(Extracted records)
--- Start ---

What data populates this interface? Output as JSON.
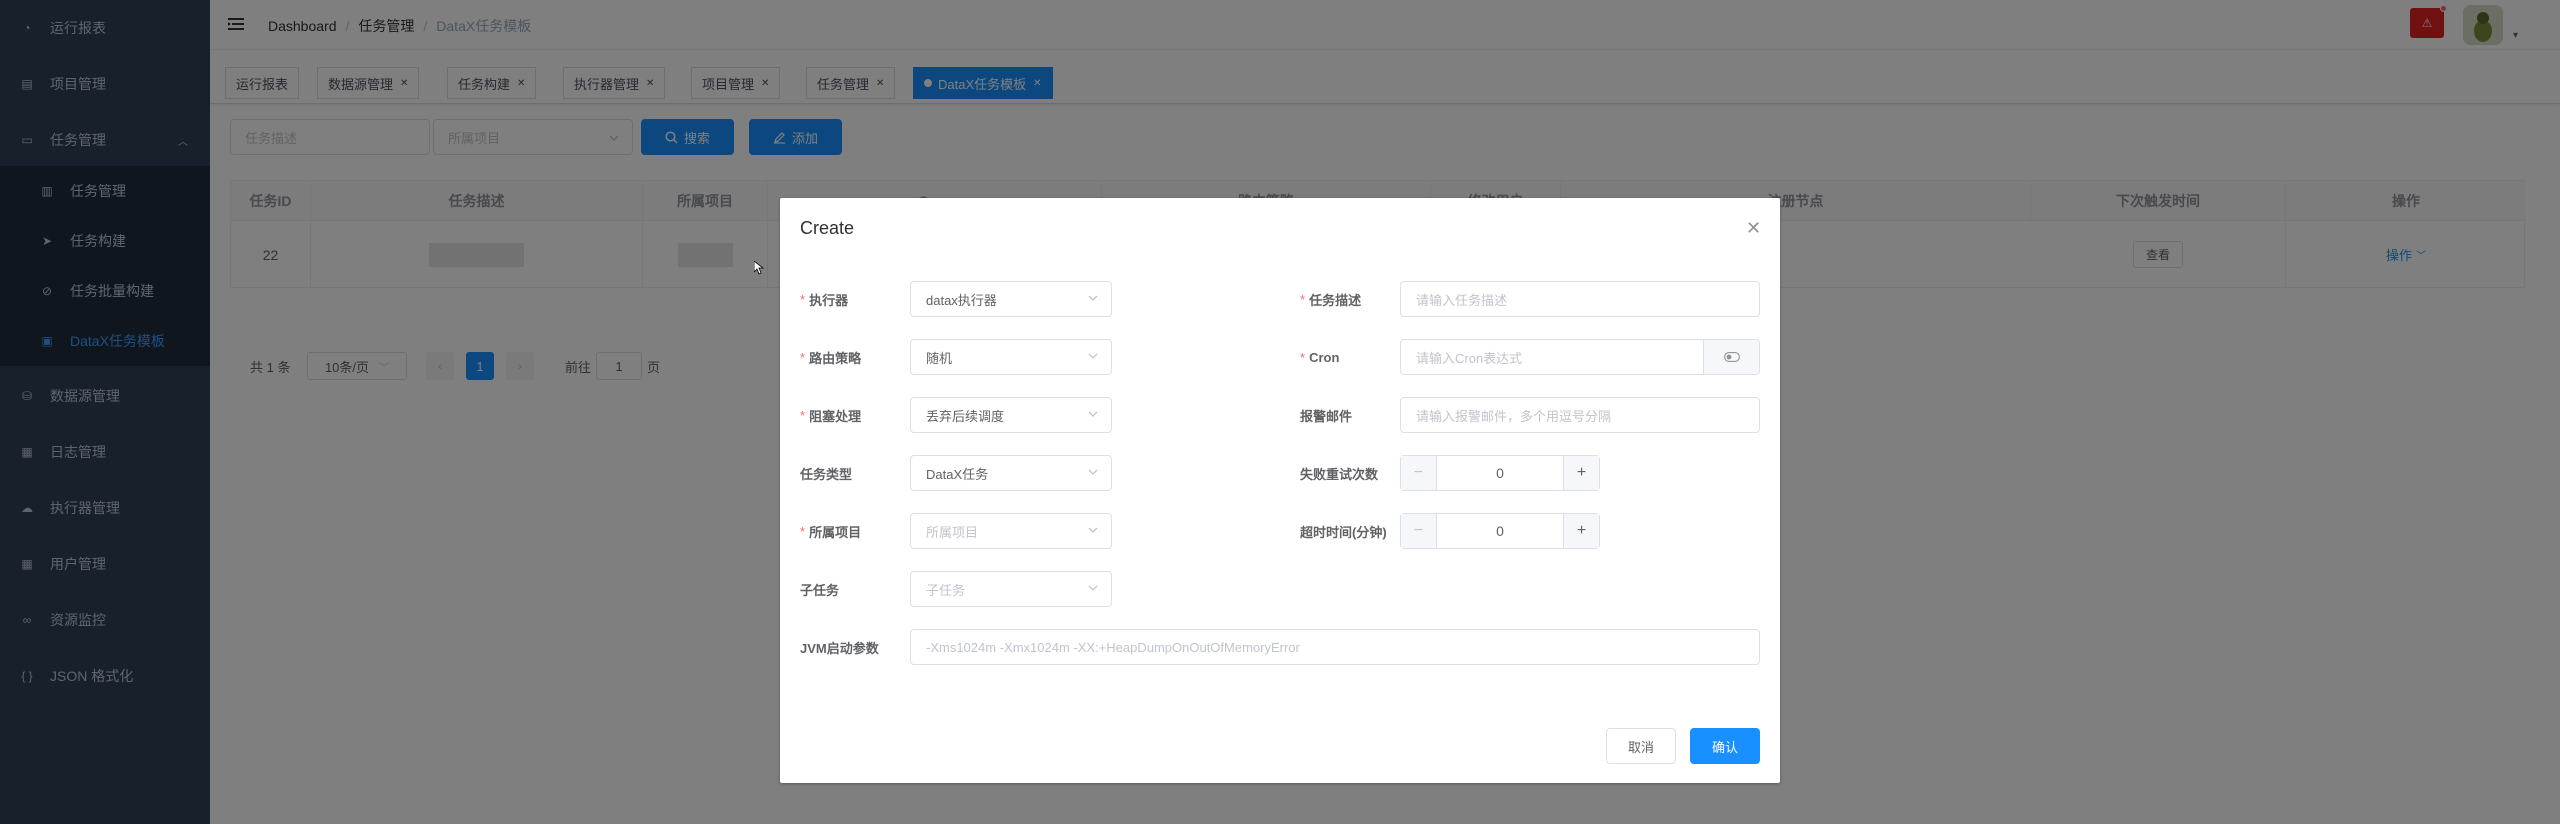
{
  "sidebar": {
    "items": [
      {
        "label": "运行报表",
        "icon": "dashboard-icon"
      },
      {
        "label": "项目管理",
        "icon": "list-icon"
      },
      {
        "label": "任务管理",
        "icon": "monitor-icon"
      },
      {
        "label": "任务管理",
        "icon": "document-icon"
      },
      {
        "label": "任务构建",
        "icon": "send-icon"
      },
      {
        "label": "任务批量构建",
        "icon": "compass-icon"
      },
      {
        "label": "DataX任务模板",
        "icon": "template-icon"
      },
      {
        "label": "数据源管理",
        "icon": "database-icon"
      },
      {
        "label": "日志管理",
        "icon": "log-icon"
      },
      {
        "label": "执行器管理",
        "icon": "cloud-icon"
      },
      {
        "label": "用户管理",
        "icon": "table-icon"
      },
      {
        "label": "资源监控",
        "icon": "monitor-eye-icon"
      },
      {
        "label": "JSON 格式化",
        "icon": "braces-icon"
      }
    ]
  },
  "navbar": {
    "breadcrumb": [
      "Dashboard",
      "任务管理",
      "DataX任务模板"
    ],
    "separator": "/"
  },
  "tags": [
    {
      "label": "运行报表",
      "closable": false
    },
    {
      "label": "数据源管理",
      "closable": true
    },
    {
      "label": "任务构建",
      "closable": true
    },
    {
      "label": "执行器管理",
      "closable": true
    },
    {
      "label": "项目管理",
      "closable": true
    },
    {
      "label": "任务管理",
      "closable": true
    },
    {
      "label": "DataX任务模板",
      "closable": true
    }
  ],
  "filter": {
    "desc_placeholder": "任务描述",
    "project_placeholder": "所属项目",
    "search_label": "搜索",
    "add_label": "添加"
  },
  "table": {
    "columns": [
      "任务ID",
      "任务描述",
      "所属项目",
      "Cron",
      "路由策略",
      "修改用户",
      "注册节点",
      "下次触发时间",
      "操作"
    ],
    "rows": [
      {
        "id": "22",
        "view": "查看",
        "action": "操作"
      }
    ]
  },
  "pagination": {
    "total": "共 1 条",
    "page_size": "10条/页",
    "current": "1",
    "goto_prefix": "前往",
    "goto_value": "1",
    "goto_suffix": "页"
  },
  "dialog": {
    "title": "Create",
    "fields": {
      "executor": {
        "label": "执行器",
        "value": "datax执行器"
      },
      "route": {
        "label": "路由策略",
        "value": "随机"
      },
      "block": {
        "label": "阻塞处理",
        "value": "丢弃后续调度"
      },
      "type": {
        "label": "任务类型",
        "value": "DataX任务"
      },
      "project": {
        "label": "所属项目",
        "placeholder": "所属项目"
      },
      "child": {
        "label": "子任务",
        "placeholder": "子任务"
      },
      "desc": {
        "label": "任务描述",
        "placeholder": "请输入任务描述"
      },
      "cron": {
        "label": "Cron",
        "placeholder": "请输入Cron表达式"
      },
      "alarm": {
        "label": "报警邮件",
        "placeholder": "请输入报警邮件，多个用逗号分隔"
      },
      "retry": {
        "label": "失败重试次数",
        "value": "0"
      },
      "timeout": {
        "label": "超时时间(分钟)",
        "value": "0"
      },
      "jvm": {
        "label": "JVM启动参数",
        "placeholder": "-Xms1024m -Xmx1024m -XX:+HeapDumpOnOutOfMemoryError"
      }
    },
    "cancel_label": "取消",
    "confirm_label": "确认"
  },
  "colors": {
    "sidebar_bg": "#304156",
    "primary": "#1890ff",
    "active_menu": "#409eff",
    "required": "#f56c6c"
  }
}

--- End ---

_GIVEN EXERCISE:_
Determine the number of lines in the entries above where the string "所属项目" appears. Answer with the number alone.

_SOLUTION TO THIS EXERCISE:_
4